Begin

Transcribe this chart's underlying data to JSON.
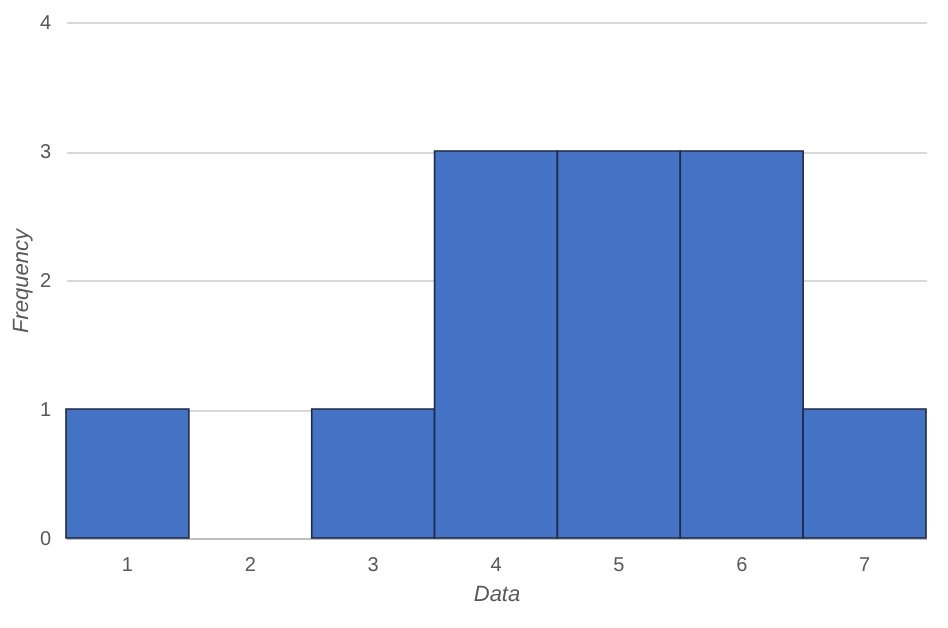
{
  "chart_data": {
    "type": "bar",
    "xlabel": "Data",
    "ylabel": "Frequency",
    "categories": [
      "1",
      "2",
      "3",
      "4",
      "5",
      "6",
      "7"
    ],
    "values": [
      1,
      0,
      1,
      3,
      3,
      3,
      1
    ],
    "color": "#4472c4",
    "ylim": [
      0,
      4
    ],
    "yticks": [
      0,
      1,
      2,
      3,
      4
    ],
    "grid": "y"
  }
}
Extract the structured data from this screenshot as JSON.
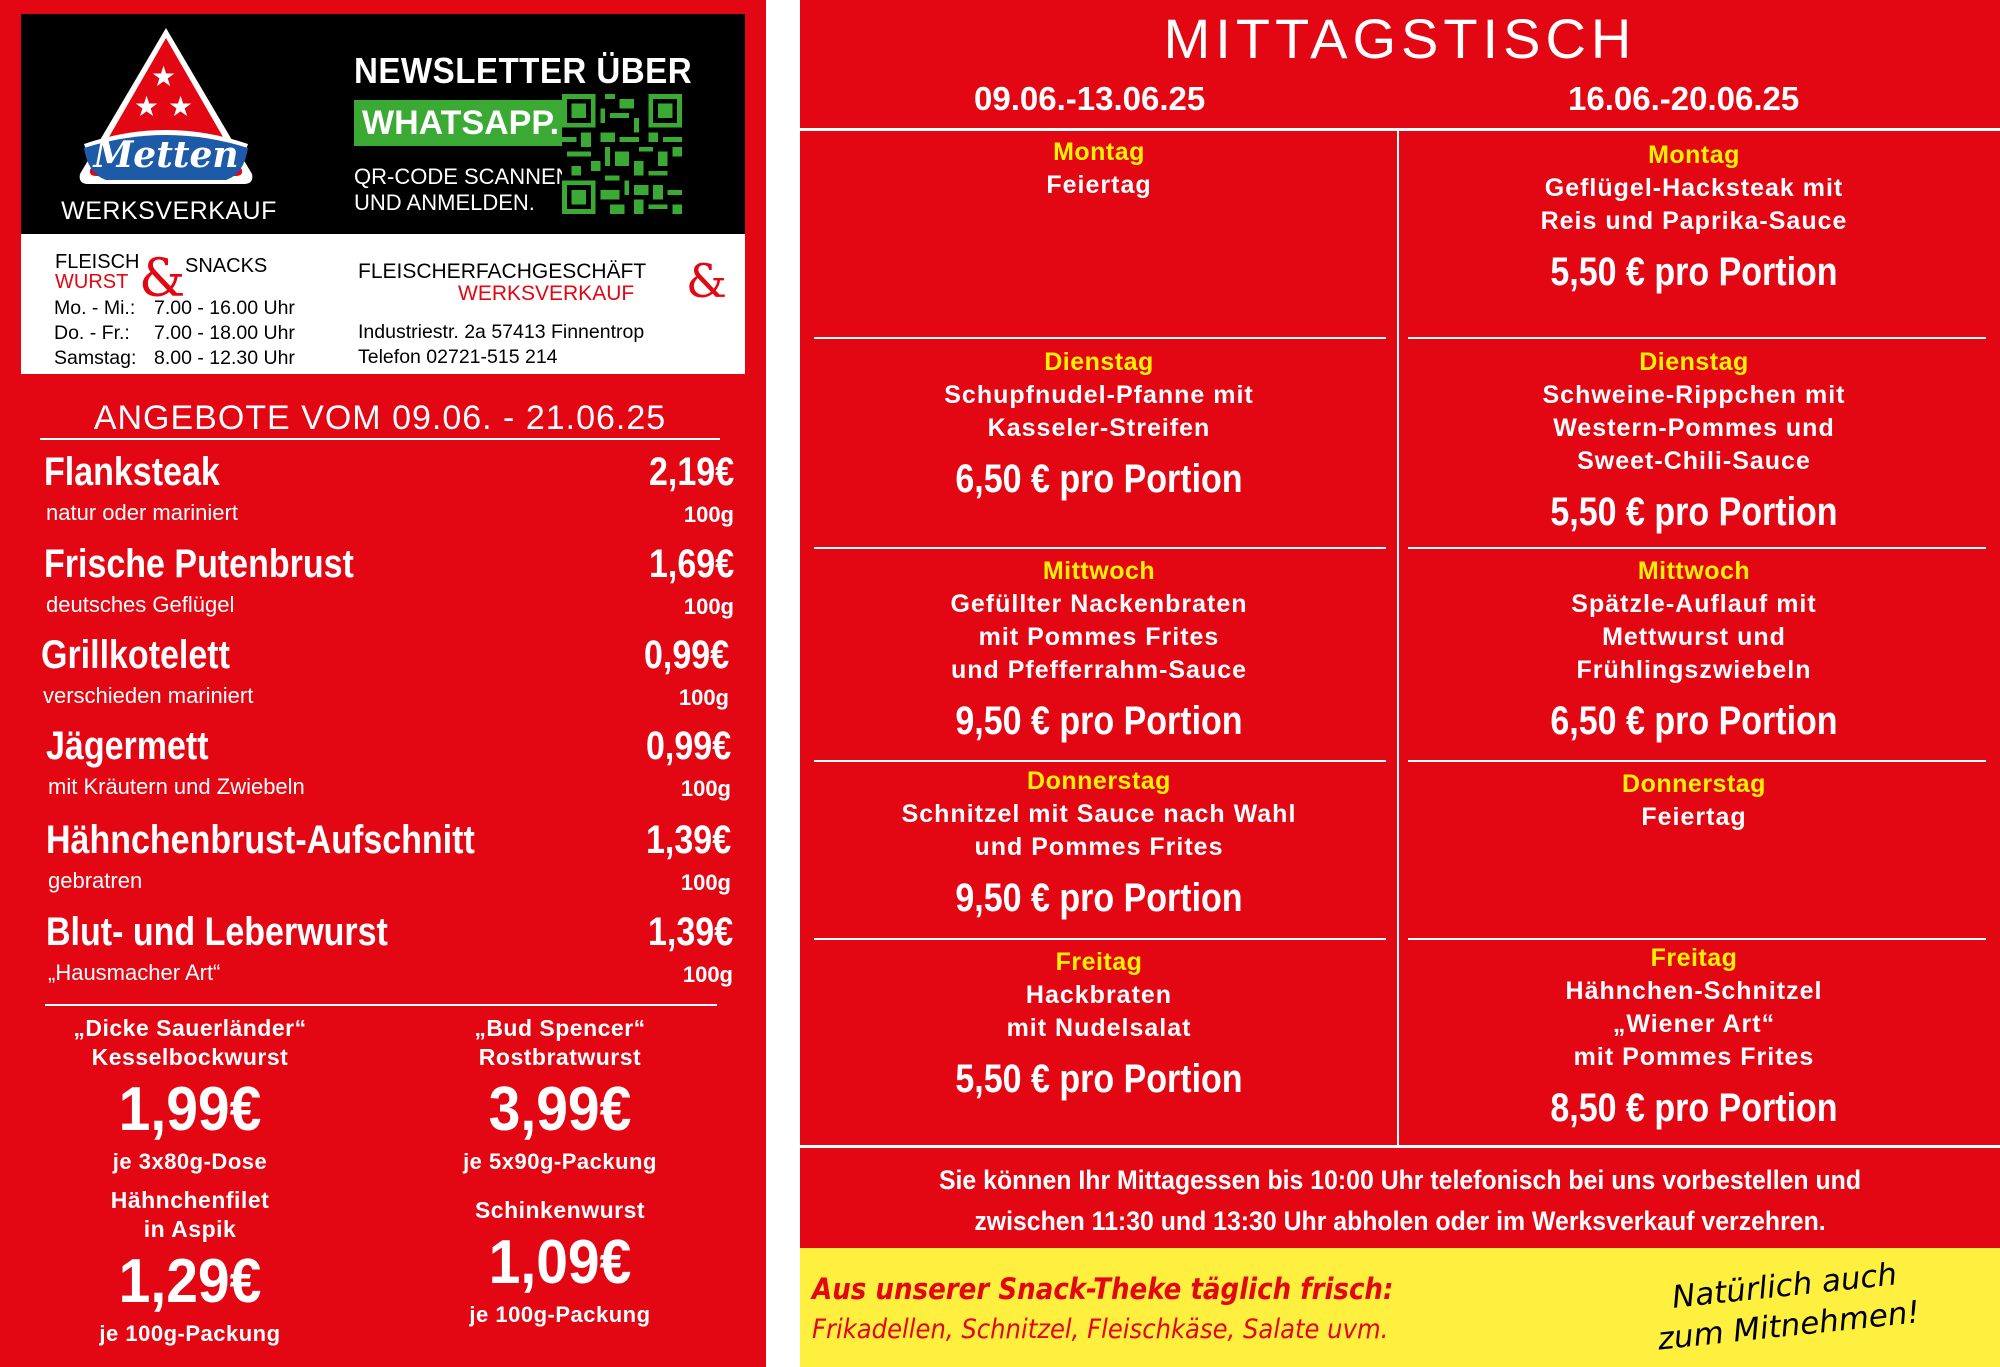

End

» **What needs to be done**: Print all of the entries word for word. Omit the pictures they contain.

» **Task output**:
Transcribe this chart's underlying data to JSON.
{
  "chart_data": {
    "type": "bar",
    "xlabel": "Data",
    "ylabel": "Frequency",
    "categories": [
      "1",
      "2",
      "3",
      "4",
      "5",
      "6",
      "7"
    ],
    "values": [
      1,
      0,
      1,
      3,
      3,
      3,
      1
    ],
    "color": "#4472c4",
    "ylim": [
      0,
      4
    ],
    "yticks": [
      0,
      1,
      2,
      3,
      4
    ],
    "grid": "y"
  }
}
Extract the structured data from this screenshot as JSON.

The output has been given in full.